◆ **Written problem**: State how many lines of the entries hold the string "水泥混凝土路面结构不检查构造深度". Reply with the number alone.
• • •
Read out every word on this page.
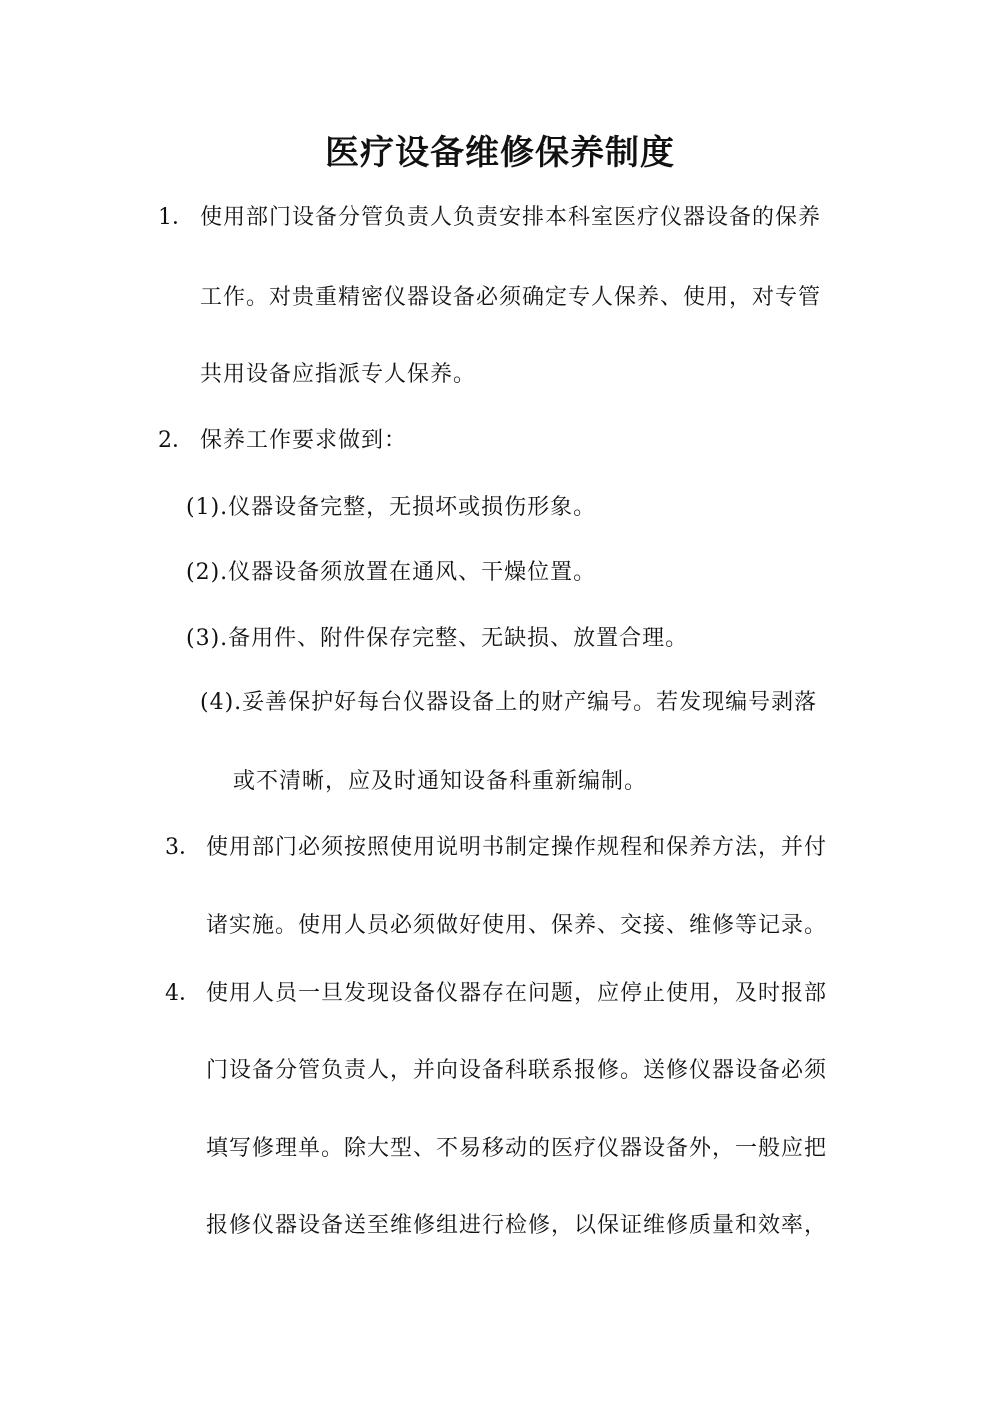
医疗设备维修保养制度
1． 使用部门设备分管负责人负责安排本科室医疗仪器设备的保养
工作。对贵重精密仪器设备必须确定专人保养、使用，对专管
共用设备应指派专人保养。
2． 保养工作要求做到：
(1).仪器设备完整，无损坏或损伤形象。
(2).仪器设备须放置在通风、干燥位置。
(3).备用件、附件保存完整、无缺损、放置合理。
(4).妥善保护好每台仪器设备上的财产编号。若发现编号剥落
或不清晰，应及时通知设备科重新编制。
3． 使用部门必须按照使用说明书制定操作规程和保养方法，并付
诸实施。使用人员必须做好使用、保养、交接、维修等记录。
4． 使用人员一旦发现设备仪器存在问题，应停止使用，及时报部
门设备分管负责人，并向设备科联系报修。送修仪器设备必须
填写修理单。除大型、不易移动的医疗仪器设备外，一般应把
报修仪器设备送至维修组进行检修，以保证维修质量和效率，
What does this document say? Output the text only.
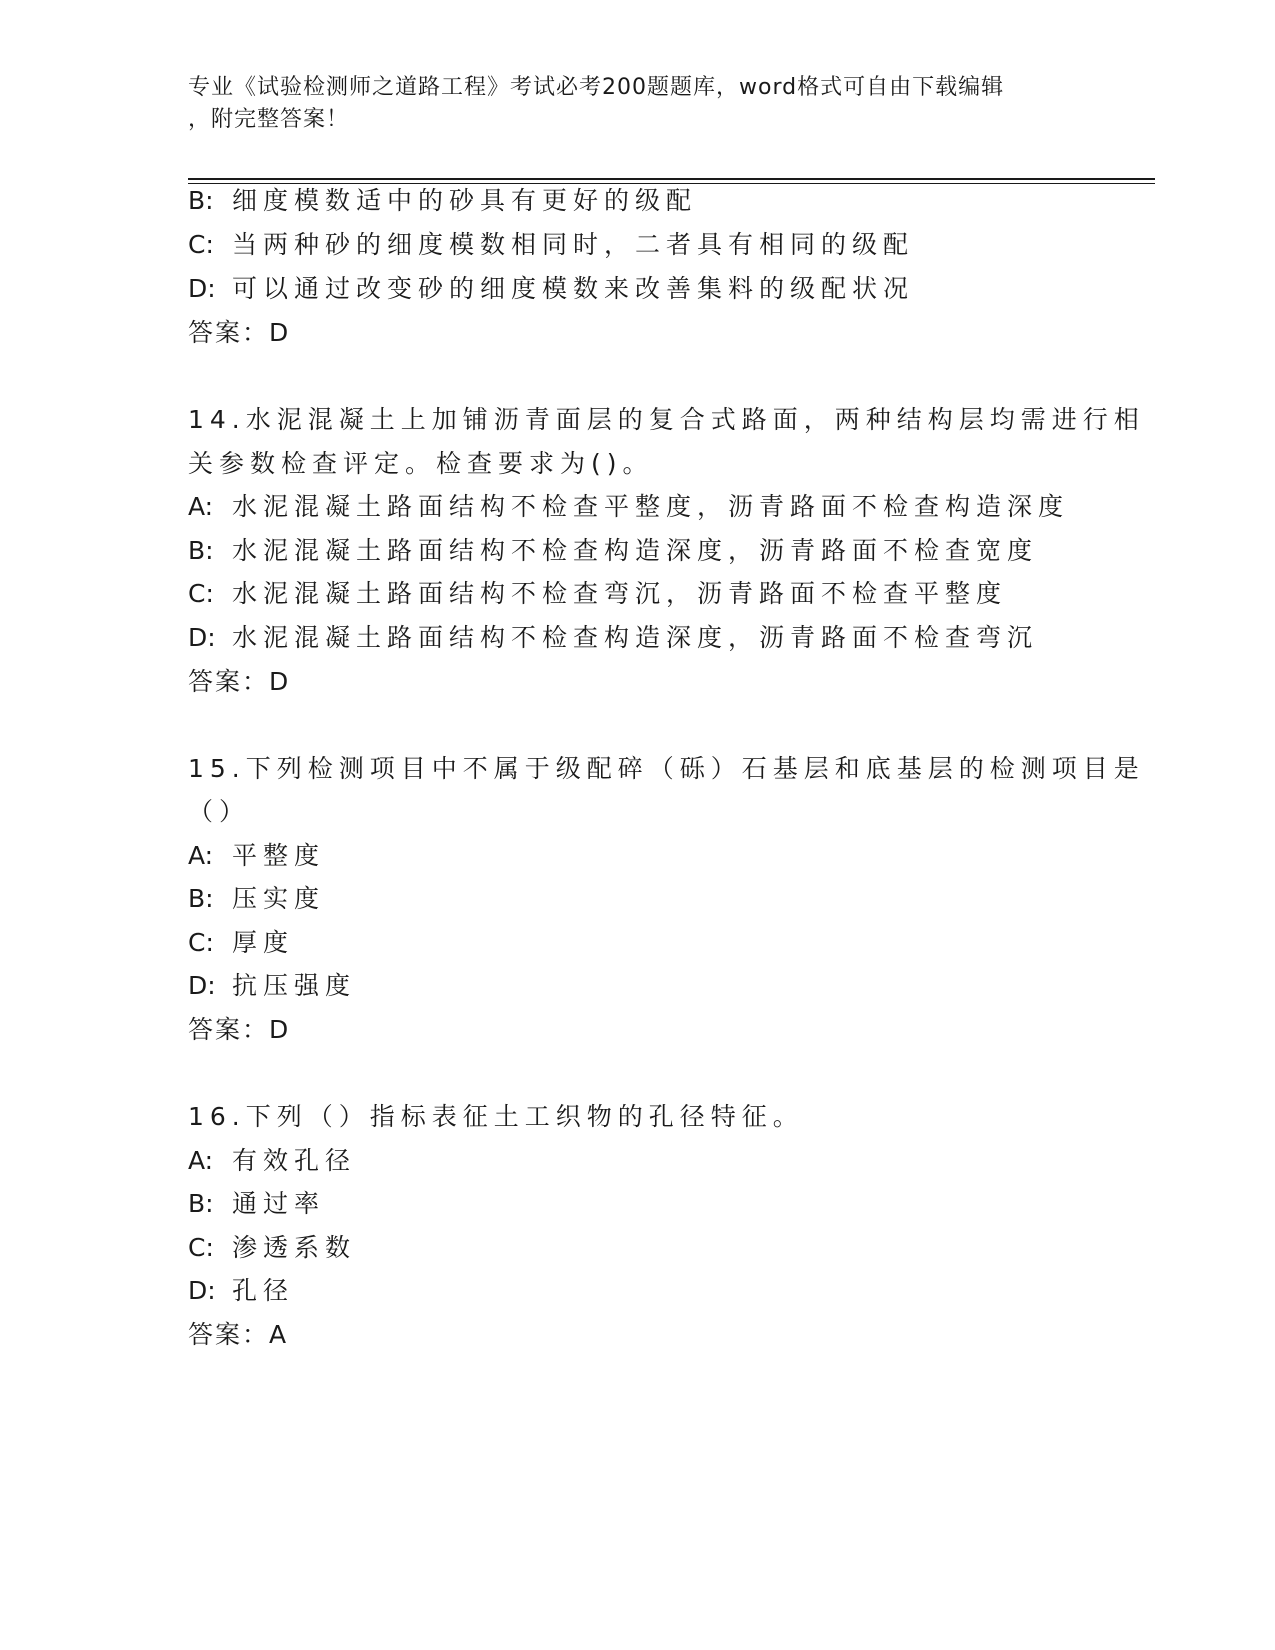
专业《试验检测师之道路工程》考试必考200题题库，word格式可自由下载编辑
，附完整答案！
B: 细度模数适中的砂具有更好的级配
C: 当两种砂的细度模数相同时，二者具有相同的级配
D: 可以通过改变砂的细度模数来改善集料的级配状况
答案：D
14.水泥混凝土上加铺沥青面层的复合式路面，两种结构层均需进行相
关参数检查评定。检查要求为()。
A: 水泥混凝土路面结构不检查平整度，沥青路面不检查构造深度
B: 水泥混凝土路面结构不检查构造深度，沥青路面不检查宽度
C: 水泥混凝土路面结构不检查弯沉，沥青路面不检查平整度
D: 水泥混凝土路面结构不检查构造深度，沥青路面不检查弯沉
答案：D
15.下列检测项目中不属于级配碎（砾）石基层和底基层的检测项目是
（）
A: 平整度
B: 压实度
C: 厚度
D: 抗压强度
答案：D
16.下列（）指标表征土工织物的孔径特征。
A: 有效孔径
B: 通过率
C: 渗透系数
D: 孔径
答案：A
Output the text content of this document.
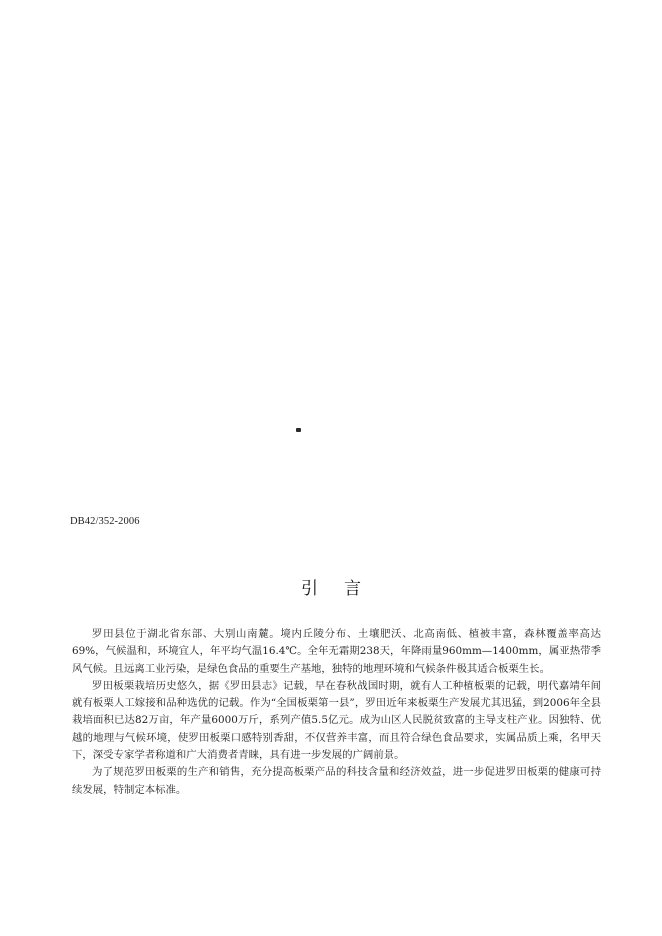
DB42/352-2006
引言

罗田县位于湖北省东部、大别山南麓。境内丘陵分布、土壤肥沃、北高南低、植被丰富，森林覆盖率高达69%，气候温和，环境宜人，年平均气温16.4℃。全年无霜期238天，年降雨量960mm—1400mm，属亚热带季风气候。且远离工业污染，是绿色食品的重要生产基地，独特的地理环境和气候条件极其适合板栗生长。

罗田板栗栽培历史悠久，据《罗田县志》记载，早在春秋战国时期，就有人工种植板栗的记载，明代嘉靖年间就有板栗人工嫁接和品种选优的记载。作为“全国板栗第一县”，罗田近年来板栗生产发展尤其迅猛，到2006年全县栽培面积已达82万亩，年产量6000万斤，系列产值5.5亿元。成为山区人民脱贫致富的主导支柱产业。因独特、优越的地理与气候环境，使罗田板栗口感特别香甜，不仅营养丰富，而且符合绿色食品要求，实属品质上乘，名甲天下，深受专家学者称道和广大消费者青睐，具有进一步发展的广阔前景。

为了规范罗田板栗的生产和销售，充分提高板栗产品的科技含量和经济效益，进一步促进罗田板栗的健康可持续发展，特制定本标准。
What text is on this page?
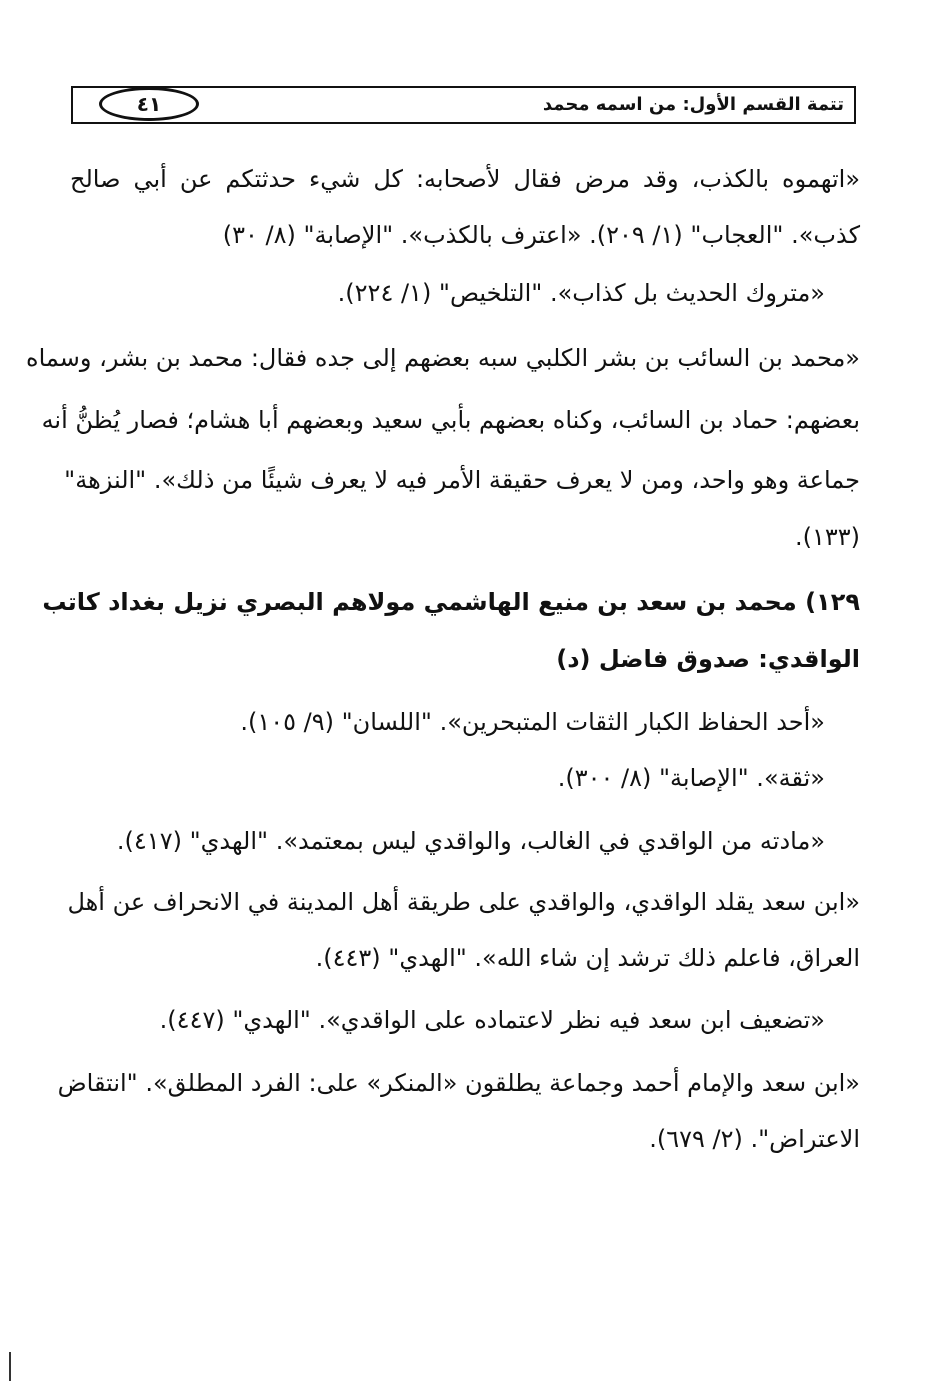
تتمة القسم الأول: من اسمه محمد
٤١
«اتهموه بالكذب، وقد مرض فقال لأصحابه: كل شيء حدثتكم عن أبي صالح
كذب». "العجاب" (١/ ٢٠٩). «اعترف بالكذب». "الإصابة" (٨/ ٣٠)
«متروك الحديث بل كذاب». "التلخيص" (١/ ٢٢٤).
«محمد بن السائب بن بشر الكلبي سبه بعضهم إلى جده فقال: محمد بن بشر، وسماه
بعضهم: حماد بن السائب، وكناه بعضهم بأبي سعيد وبعضهم أبا هشام؛ فصار يُظنُّ أنه
جماعة وهو واحد، ومن لا يعرف حقيقة الأمر فيه لا يعرف شيئًا من ذلك». "النزهة"
(١٣٣).
١٢٩) محمد بن سعد بن منيع الهاشمي مولاهم البصري نزيل بغداد كاتب
الواقدي: صدوق فاضل (د)
«أحد الحفاظ الكبار الثقات المتبحرين». "اللسان" (٩/ ١٠٥).
«ثقة». "الإصابة" (٨/ ٣٠٠).
«مادته من الواقدي في الغالب، والواقدي ليس بمعتمد». "الهدي" (٤١٧).
«ابن سعد يقلد الواقدي، والواقدي على طريقة أهل المدينة في الانحراف عن أهل
العراق، فاعلم ذلك ترشد إن شاء الله». "الهدي" (٤٤٣).
«تضعيف ابن سعد فيه نظر لاعتماده على الواقدي». "الهدي" (٤٤٧).
«ابن سعد والإمام أحمد وجماعة يطلقون «المنكر» على: الفرد المطلق». "انتقاض
الاعتراض". (٢/ ٦٧٩).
• • •
◆ **Exercise solution**: 2